### TASK TO COMPLETE
Transcribe the full listing below exactly.

### DATASET CONTENT
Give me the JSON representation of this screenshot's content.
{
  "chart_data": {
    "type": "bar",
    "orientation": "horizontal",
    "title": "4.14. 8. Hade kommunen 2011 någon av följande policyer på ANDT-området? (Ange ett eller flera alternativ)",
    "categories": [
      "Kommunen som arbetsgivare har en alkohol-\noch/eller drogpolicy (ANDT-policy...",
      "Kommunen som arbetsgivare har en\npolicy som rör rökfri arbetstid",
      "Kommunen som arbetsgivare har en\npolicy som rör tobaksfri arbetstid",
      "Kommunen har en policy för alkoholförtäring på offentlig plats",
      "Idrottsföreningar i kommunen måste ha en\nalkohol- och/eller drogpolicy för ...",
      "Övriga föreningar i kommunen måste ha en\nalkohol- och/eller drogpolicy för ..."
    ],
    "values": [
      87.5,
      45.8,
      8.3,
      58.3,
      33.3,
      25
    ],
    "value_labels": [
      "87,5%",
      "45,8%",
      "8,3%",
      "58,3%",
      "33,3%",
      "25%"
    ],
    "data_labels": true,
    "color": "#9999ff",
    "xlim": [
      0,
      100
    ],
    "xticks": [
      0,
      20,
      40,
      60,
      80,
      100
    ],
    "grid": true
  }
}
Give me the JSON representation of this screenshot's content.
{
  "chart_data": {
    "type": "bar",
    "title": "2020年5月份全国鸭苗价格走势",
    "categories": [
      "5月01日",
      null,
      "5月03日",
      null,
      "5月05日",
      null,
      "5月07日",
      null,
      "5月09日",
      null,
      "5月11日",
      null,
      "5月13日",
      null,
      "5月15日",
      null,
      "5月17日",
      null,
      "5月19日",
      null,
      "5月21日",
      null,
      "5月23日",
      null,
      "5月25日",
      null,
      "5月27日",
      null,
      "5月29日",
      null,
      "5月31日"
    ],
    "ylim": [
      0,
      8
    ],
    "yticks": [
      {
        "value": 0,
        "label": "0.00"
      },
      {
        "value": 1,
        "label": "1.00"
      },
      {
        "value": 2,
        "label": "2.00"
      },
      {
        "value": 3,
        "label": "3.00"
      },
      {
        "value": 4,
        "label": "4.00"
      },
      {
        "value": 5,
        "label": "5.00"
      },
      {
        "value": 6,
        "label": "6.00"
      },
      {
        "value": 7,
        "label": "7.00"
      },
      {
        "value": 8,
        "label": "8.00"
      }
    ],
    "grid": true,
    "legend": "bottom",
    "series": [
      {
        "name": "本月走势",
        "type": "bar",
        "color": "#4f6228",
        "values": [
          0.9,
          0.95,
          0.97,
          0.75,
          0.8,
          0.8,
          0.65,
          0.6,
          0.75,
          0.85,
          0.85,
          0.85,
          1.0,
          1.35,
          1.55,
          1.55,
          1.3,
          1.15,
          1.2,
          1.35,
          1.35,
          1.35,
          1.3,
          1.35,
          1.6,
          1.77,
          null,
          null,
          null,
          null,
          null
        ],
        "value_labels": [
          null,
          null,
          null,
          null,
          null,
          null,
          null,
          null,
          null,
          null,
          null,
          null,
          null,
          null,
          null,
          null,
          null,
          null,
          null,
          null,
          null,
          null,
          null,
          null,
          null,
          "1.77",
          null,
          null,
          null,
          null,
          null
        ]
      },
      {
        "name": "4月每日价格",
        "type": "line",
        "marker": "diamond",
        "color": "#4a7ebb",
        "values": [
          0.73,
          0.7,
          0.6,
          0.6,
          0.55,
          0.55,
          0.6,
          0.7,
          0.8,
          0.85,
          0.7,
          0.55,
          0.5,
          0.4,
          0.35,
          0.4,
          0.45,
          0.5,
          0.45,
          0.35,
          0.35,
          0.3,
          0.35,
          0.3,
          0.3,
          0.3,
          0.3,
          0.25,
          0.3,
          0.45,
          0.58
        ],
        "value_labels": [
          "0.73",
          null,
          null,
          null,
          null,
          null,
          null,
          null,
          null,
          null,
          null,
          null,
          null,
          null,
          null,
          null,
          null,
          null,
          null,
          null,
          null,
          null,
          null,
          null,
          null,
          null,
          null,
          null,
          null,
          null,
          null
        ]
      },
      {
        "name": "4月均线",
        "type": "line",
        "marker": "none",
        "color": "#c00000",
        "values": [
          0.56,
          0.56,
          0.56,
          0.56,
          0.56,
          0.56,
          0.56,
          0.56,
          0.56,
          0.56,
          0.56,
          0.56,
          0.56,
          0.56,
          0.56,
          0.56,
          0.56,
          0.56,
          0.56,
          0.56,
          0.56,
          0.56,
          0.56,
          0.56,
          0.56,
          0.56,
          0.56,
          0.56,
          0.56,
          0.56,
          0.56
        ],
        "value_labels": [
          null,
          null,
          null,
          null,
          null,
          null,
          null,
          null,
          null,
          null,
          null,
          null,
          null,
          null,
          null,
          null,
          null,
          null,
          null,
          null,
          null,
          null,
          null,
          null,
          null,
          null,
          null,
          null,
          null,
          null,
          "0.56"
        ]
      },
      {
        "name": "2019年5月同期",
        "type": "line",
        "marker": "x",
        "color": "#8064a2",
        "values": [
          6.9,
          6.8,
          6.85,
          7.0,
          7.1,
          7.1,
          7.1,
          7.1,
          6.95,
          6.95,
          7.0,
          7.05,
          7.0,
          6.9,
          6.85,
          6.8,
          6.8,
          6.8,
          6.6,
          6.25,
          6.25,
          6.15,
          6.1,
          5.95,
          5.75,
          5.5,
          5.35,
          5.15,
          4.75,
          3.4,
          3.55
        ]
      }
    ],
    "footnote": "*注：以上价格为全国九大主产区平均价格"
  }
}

### THE RESULT
Give me the JSON representation of this screenshot's content.
{
  "chart_data": {
    "type": "bar",
    "orientation": "horizontal",
    "title": "4.14. 8. Hade kommunen 2011 någon av följande policyer på ANDT-området? (Ange ett eller flera alternativ)",
    "categories": [
      "Kommunen som arbetsgivare har en alkohol-\noch/eller drogpolicy (ANDT-policy...",
      "Kommunen som arbetsgivare har en\npolicy som rör rökfri arbetstid",
      "Kommunen som arbetsgivare har en\npolicy som rör tobaksfri arbetstid",
      "Kommunen har en policy för alkoholförtäring på offentlig plats",
      "Idrottsföreningar i kommunen måste ha en\nalkohol- och/eller drogpolicy för ...",
      "Övriga föreningar i kommunen måste ha en\nalkohol- och/eller drogpolicy för ..."
    ],
    "values": [
      87.5,
      45.8,
      8.3,
      58.3,
      33.3,
      25
    ],
    "value_labels": [
      "87,5%",
      "45,8%",
      "8,3%",
      "58,3%",
      "33,3%",
      "25%"
    ],
    "data_labels": true,
    "color": "#9999ff",
    "xlim": [
      0,
      100
    ],
    "xticks": [
      0,
      20,
      40,
      60,
      80,
      100
    ],
    "grid": true
  }
}
Give me the JSON representation of this screenshot's content.
{
  "chart_data": {
    "type": "bar",
    "title": "2020年5月份全国鸭苗价格走势",
    "categories": [
      "5月01日",
      null,
      "5月03日",
      null,
      "5月05日",
      null,
      "5月07日",
      null,
      "5月09日",
      null,
      "5月11日",
      null,
      "5月13日",
      null,
      "5月15日",
      null,
      "5月17日",
      null,
      "5月19日",
      null,
      "5月21日",
      null,
      "5月23日",
      null,
      "5月25日",
      null,
      "5月27日",
      null,
      "5月29日",
      null,
      "5月31日"
    ],
    "ylim": [
      0,
      8
    ],
    "yticks": [
      {
        "value": 0,
        "label": "0.00"
      },
      {
        "value": 1,
        "label": "1.00"
      },
      {
        "value": 2,
        "label": "2.00"
      },
      {
        "value": 3,
        "label": "3.00"
      },
      {
        "value": 4,
        "label": "4.00"
      },
      {
        "value": 5,
        "label": "5.00"
      },
      {
        "value": 6,
        "label": "6.00"
      },
      {
        "value": 7,
        "label": "7.00"
      },
      {
        "value": 8,
        "label": "8.00"
      }
    ],
    "grid": true,
    "legend": "bottom",
    "series": [
      {
        "name": "本月走势",
        "type": "bar",
        "color": "#4f6228",
        "values": [
          0.9,
          0.95,
          0.97,
          0.75,
          0.8,
          0.8,
          0.65,
          0.6,
          0.75,
          0.85,
          0.85,
          0.85,
          1.0,
          1.35,
          1.55,
          1.55,
          1.3,
          1.15,
          1.2,
          1.35,
          1.35,
          1.35,
          1.3,
          1.35,
          1.6,
          1.77,
          null,
          null,
          null,
          null,
          null
        ],
        "value_labels": [
          null,
          null,
          null,
          null,
          null,
          null,
          null,
          null,
          null,
          null,
          null,
          null,
          null,
          null,
          null,
          null,
          null,
          null,
          null,
          null,
          null,
          null,
          null,
          null,
          null,
          "1.77",
          null,
          null,
          null,
          null,
          null
        ]
      },
      {
        "name": "4月每日价格",
        "type": "line",
        "marker": "diamond",
        "color": "#4a7ebb",
        "values": [
          0.73,
          0.7,
          0.6,
          0.6,
          0.55,
          0.55,
          0.6,
          0.7,
          0.8,
          0.85,
          0.7,
          0.55,
          0.5,
          0.4,
          0.35,
          0.4,
          0.45,
          0.5,
          0.45,
          0.35,
          0.35,
          0.3,
          0.35,
          0.3,
          0.3,
          0.3,
          0.3,
          0.25,
          0.3,
          0.45,
          0.58
        ],
        "value_labels": [
          "0.73",
          null,
          null,
          null,
          null,
          null,
          null,
          null,
          null,
          null,
          null,
          null,
          null,
          null,
          null,
          null,
          null,
          null,
          null,
          null,
          null,
          null,
          null,
          null,
          null,
          null,
          null,
          null,
          null,
          null,
          null
        ]
      },
      {
        "name": "4月均线",
        "type": "line",
        "marker": "none",
        "color": "#c00000",
        "values": [
          0.56,
          0.56,
          0.56,
          0.56,
          0.56,
          0.56,
          0.56,
          0.56,
          0.56,
          0.56,
          0.56,
          0.56,
          0.56,
          0.56,
          0.56,
          0.56,
          0.56,
          0.56,
          0.56,
          0.56,
          0.56,
          0.56,
          0.56,
          0.56,
          0.56,
          0.56,
          0.56,
          0.56,
          0.56,
          0.56,
          0.56
        ],
        "value_labels": [
          null,
          null,
          null,
          null,
          null,
          null,
          null,
          null,
          null,
          null,
          null,
          null,
          null,
          null,
          null,
          null,
          null,
          null,
          null,
          null,
          null,
          null,
          null,
          null,
          null,
          null,
          null,
          null,
          null,
          null,
          "0.56"
        ]
      },
      {
        "name": "2019年5月同期",
        "type": "line",
        "marker": "x",
        "color": "#8064a2",
        "values": [
          6.9,
          6.8,
          6.85,
          7.0,
          7.1,
          7.1,
          7.1,
          7.1,
          6.95,
          6.95,
          7.0,
          7.05,
          7.0,
          6.9,
          6.85,
          6.8,
          6.8,
          6.8,
          6.6,
          6.25,
          6.25,
          6.15,
          6.1,
          5.95,
          5.75,
          5.5,
          5.35,
          5.15,
          4.75,
          3.4,
          3.55
        ]
      }
    ],
    "footnote": "*注：以上价格为全国九大主产区平均价格"
  }
}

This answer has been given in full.